*Task instructions:*
Report every line below that holds the word "document".

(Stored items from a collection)
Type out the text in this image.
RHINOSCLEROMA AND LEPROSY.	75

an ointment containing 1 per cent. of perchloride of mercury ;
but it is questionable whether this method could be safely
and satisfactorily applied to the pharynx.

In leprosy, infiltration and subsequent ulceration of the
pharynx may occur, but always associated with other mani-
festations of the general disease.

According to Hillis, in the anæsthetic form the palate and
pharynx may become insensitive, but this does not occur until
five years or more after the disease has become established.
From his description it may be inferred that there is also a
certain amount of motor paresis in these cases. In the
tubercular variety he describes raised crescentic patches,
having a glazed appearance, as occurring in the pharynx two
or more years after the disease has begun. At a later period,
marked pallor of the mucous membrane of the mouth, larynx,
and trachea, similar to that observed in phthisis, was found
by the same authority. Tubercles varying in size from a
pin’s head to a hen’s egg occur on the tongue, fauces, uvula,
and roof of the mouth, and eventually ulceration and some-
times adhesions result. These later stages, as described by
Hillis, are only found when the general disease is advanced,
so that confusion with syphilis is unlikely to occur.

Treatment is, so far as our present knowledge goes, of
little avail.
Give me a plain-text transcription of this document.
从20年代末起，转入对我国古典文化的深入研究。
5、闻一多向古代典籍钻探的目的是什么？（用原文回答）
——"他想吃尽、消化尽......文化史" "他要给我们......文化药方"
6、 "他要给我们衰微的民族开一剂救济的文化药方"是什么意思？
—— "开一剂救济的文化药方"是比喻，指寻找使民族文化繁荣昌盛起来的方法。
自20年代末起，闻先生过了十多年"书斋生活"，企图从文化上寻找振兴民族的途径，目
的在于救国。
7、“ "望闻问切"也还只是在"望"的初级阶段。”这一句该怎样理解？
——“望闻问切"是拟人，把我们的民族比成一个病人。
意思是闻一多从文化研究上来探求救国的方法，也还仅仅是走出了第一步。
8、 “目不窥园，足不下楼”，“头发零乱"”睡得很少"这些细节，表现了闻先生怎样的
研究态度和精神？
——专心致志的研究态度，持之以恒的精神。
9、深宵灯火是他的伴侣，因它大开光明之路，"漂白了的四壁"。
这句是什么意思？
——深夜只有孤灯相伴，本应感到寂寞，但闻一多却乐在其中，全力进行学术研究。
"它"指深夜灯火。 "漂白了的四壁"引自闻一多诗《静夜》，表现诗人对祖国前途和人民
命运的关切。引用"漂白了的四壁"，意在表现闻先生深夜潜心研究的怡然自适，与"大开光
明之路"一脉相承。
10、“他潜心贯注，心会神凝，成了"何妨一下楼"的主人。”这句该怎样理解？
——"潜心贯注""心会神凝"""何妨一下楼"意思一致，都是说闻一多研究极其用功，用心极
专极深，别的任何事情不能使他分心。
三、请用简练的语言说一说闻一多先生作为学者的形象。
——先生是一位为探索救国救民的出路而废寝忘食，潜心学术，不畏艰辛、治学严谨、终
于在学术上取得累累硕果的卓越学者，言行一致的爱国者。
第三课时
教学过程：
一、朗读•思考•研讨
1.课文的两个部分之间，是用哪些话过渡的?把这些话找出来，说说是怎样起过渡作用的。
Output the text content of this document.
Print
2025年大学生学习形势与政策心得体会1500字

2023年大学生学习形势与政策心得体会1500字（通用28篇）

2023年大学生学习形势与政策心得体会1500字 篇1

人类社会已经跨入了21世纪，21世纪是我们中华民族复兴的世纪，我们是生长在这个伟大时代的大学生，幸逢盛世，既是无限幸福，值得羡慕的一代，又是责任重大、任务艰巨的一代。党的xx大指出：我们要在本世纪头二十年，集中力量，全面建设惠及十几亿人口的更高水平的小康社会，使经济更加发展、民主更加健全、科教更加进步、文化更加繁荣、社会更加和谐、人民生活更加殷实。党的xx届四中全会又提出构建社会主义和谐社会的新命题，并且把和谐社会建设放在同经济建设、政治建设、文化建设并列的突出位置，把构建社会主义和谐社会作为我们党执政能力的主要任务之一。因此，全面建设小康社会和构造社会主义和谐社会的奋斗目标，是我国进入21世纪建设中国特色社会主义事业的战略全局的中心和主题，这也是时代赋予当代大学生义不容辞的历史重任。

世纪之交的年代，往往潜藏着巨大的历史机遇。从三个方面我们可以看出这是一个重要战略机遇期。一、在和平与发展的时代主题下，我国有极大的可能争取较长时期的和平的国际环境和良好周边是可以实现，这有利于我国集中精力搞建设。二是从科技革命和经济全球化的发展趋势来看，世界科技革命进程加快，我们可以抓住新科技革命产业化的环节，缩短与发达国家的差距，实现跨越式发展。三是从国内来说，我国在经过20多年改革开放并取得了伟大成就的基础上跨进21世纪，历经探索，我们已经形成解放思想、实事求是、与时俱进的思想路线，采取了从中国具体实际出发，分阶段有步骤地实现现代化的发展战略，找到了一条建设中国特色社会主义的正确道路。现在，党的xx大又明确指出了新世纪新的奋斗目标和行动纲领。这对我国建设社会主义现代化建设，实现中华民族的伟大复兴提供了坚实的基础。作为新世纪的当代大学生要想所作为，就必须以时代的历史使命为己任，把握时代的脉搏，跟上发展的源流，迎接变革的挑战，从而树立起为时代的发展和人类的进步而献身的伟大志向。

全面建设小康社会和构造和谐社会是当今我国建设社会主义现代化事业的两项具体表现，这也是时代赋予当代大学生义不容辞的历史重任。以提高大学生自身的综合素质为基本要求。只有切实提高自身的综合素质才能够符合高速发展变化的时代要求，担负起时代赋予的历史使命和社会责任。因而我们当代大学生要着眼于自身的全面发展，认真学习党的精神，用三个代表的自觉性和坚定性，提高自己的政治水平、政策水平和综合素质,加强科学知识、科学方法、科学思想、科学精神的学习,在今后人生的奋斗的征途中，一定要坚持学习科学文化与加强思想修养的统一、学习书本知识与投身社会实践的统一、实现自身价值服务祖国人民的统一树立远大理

*Exercise result:*
Give me a plain-text transcription of this document.
Output the text content of this document.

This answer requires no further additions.